Begin Data provided

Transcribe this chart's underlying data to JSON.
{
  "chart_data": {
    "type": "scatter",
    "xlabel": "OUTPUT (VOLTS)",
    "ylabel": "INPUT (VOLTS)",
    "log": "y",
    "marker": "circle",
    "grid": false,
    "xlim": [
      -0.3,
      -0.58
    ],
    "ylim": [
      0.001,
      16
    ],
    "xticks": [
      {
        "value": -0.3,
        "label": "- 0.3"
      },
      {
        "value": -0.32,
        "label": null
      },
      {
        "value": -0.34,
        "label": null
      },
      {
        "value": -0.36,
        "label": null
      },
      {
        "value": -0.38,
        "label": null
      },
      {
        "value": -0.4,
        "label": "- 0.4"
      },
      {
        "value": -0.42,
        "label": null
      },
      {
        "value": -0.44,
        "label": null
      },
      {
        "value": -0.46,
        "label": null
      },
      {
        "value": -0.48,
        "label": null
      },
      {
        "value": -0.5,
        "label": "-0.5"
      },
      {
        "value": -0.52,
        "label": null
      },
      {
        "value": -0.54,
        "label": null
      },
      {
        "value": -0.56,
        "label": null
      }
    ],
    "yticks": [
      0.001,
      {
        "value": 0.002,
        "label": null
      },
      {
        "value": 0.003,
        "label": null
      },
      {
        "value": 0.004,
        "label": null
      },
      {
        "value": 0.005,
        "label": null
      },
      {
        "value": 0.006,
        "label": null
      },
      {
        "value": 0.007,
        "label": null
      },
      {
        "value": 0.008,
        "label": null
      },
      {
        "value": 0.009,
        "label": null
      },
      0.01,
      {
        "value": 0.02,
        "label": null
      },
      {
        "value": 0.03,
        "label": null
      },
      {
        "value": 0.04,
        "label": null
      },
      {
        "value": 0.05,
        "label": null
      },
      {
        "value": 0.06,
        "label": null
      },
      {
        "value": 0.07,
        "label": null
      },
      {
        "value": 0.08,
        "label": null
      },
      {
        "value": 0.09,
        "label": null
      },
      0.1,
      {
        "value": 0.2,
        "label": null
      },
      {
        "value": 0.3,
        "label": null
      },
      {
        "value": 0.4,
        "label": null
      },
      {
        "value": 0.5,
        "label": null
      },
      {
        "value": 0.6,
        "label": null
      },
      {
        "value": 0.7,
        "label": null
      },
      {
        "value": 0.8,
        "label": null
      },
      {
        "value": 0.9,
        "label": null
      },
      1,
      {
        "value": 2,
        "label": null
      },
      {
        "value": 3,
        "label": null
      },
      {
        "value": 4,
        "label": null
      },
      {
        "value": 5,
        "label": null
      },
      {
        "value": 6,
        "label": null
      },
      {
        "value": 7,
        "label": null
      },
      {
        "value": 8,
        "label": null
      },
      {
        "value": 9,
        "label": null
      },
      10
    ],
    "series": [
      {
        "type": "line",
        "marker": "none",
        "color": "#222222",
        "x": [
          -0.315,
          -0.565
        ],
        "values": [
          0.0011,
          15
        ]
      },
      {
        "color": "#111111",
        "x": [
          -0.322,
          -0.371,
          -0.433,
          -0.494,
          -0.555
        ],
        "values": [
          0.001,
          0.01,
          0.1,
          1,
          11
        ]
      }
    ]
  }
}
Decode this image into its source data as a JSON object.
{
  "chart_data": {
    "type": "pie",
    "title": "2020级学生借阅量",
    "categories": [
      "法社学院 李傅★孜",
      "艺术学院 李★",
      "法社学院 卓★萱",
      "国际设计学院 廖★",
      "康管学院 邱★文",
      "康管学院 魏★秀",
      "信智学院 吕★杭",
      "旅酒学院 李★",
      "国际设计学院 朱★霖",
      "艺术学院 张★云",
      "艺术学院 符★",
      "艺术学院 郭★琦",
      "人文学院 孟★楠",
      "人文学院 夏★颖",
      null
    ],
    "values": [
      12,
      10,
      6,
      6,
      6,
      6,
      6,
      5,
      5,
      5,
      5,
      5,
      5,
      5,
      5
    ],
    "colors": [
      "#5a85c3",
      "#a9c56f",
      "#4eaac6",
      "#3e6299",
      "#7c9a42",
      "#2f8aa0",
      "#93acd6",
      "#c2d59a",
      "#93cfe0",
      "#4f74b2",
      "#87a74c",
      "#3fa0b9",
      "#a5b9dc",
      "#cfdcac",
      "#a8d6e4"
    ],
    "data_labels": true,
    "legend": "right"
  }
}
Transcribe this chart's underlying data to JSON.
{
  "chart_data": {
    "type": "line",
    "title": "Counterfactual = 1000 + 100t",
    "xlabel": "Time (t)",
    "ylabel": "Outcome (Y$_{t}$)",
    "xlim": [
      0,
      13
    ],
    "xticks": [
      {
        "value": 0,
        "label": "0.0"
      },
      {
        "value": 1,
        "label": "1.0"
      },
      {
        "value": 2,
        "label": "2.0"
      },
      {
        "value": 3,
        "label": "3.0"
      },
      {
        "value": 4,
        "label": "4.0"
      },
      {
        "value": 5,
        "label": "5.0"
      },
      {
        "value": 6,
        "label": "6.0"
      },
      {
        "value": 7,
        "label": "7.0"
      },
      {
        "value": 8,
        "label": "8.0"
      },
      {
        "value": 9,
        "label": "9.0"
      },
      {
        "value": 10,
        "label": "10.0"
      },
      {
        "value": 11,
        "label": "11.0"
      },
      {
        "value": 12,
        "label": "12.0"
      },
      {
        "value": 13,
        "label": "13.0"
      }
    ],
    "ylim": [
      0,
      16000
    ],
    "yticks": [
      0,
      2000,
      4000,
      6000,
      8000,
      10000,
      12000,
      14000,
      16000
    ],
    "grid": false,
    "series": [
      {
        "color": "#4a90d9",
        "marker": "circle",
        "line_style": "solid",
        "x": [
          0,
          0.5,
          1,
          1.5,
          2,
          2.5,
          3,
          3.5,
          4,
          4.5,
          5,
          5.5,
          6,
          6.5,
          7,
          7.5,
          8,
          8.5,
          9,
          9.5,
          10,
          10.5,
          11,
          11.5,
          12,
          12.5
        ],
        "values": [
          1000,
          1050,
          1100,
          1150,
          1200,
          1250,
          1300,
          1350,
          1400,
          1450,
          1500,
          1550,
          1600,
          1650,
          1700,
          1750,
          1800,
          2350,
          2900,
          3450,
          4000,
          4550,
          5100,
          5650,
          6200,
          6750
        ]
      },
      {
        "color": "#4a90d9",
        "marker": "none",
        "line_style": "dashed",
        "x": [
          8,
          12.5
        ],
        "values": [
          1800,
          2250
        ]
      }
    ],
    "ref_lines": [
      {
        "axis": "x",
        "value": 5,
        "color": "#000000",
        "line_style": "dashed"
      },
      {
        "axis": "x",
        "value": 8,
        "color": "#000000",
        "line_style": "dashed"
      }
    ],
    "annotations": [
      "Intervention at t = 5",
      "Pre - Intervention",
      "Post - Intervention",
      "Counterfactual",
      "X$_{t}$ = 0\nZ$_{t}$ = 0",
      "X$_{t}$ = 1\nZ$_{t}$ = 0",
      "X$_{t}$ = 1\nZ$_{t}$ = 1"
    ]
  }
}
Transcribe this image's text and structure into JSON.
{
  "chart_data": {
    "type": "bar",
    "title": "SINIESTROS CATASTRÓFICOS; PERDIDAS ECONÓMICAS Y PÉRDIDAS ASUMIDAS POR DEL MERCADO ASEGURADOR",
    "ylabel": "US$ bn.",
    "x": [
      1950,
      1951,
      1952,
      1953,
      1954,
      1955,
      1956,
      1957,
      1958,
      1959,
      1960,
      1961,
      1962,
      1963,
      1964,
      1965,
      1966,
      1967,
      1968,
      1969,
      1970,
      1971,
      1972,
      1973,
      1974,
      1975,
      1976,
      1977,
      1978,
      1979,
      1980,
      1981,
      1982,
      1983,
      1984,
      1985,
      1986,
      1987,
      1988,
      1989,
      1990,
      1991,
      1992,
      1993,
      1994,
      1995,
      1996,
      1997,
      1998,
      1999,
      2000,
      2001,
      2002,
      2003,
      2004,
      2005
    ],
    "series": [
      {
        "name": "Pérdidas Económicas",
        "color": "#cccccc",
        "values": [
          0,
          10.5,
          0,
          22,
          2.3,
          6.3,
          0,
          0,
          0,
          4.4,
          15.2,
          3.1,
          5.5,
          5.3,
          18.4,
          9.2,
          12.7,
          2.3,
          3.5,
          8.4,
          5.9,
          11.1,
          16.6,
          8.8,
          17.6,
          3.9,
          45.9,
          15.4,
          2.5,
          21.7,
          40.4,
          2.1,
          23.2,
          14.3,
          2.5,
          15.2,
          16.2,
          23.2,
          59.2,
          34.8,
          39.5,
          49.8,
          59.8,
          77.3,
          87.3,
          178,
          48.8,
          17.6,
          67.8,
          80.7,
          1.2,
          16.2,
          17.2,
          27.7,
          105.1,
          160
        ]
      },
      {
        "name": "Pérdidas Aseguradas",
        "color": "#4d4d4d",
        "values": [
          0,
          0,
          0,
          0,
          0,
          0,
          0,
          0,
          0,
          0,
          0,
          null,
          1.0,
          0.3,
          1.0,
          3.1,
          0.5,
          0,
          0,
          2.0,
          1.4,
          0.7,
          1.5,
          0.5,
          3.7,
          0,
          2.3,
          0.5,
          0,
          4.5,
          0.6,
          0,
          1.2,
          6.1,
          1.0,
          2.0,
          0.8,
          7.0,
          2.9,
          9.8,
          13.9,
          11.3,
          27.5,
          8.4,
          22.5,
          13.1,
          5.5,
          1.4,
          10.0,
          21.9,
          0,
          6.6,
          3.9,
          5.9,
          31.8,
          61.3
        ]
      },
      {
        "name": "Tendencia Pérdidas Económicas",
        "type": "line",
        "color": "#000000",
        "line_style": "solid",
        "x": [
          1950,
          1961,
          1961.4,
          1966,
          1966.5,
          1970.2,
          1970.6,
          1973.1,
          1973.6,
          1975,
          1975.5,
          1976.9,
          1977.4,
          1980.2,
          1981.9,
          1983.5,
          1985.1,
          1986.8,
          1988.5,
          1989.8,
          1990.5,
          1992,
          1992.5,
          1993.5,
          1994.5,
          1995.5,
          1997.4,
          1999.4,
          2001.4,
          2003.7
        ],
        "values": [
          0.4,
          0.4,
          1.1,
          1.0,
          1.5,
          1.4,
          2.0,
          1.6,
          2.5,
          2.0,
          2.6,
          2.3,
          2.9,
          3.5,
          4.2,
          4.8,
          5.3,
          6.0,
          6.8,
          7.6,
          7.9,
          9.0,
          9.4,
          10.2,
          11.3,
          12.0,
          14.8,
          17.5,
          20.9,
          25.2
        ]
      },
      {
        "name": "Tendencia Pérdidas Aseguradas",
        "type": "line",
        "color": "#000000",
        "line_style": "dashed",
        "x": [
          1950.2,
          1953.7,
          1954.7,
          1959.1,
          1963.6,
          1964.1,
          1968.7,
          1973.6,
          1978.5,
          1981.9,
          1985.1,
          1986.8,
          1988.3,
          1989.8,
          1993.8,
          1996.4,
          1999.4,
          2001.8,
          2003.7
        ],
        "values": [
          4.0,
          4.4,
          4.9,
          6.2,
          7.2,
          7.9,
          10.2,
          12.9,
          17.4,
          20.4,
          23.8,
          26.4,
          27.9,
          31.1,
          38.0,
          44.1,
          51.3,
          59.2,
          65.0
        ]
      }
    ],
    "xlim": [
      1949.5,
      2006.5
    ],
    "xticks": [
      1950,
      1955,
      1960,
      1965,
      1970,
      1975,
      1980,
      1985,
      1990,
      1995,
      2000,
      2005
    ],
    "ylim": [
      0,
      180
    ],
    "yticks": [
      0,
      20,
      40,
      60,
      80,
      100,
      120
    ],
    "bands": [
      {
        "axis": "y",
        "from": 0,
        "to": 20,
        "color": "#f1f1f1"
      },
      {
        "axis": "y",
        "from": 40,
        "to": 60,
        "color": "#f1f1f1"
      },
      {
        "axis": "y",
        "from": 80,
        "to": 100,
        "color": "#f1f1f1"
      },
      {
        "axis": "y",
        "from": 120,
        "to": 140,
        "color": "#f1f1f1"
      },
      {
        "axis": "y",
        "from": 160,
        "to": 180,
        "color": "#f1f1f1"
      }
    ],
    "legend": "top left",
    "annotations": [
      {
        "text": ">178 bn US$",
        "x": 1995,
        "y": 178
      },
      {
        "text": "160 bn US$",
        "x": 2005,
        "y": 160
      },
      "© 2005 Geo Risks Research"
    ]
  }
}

End Data provided

# [What needs to be done]
From the listing above, copy every line that includes the word "this".

# [Response]
Transcribe this chart's underlying data to JSON.
Decode this image into its source data as a JSON object.
Transcribe this chart's underlying data to JSON.
Transcribe this image's text and structure into JSON.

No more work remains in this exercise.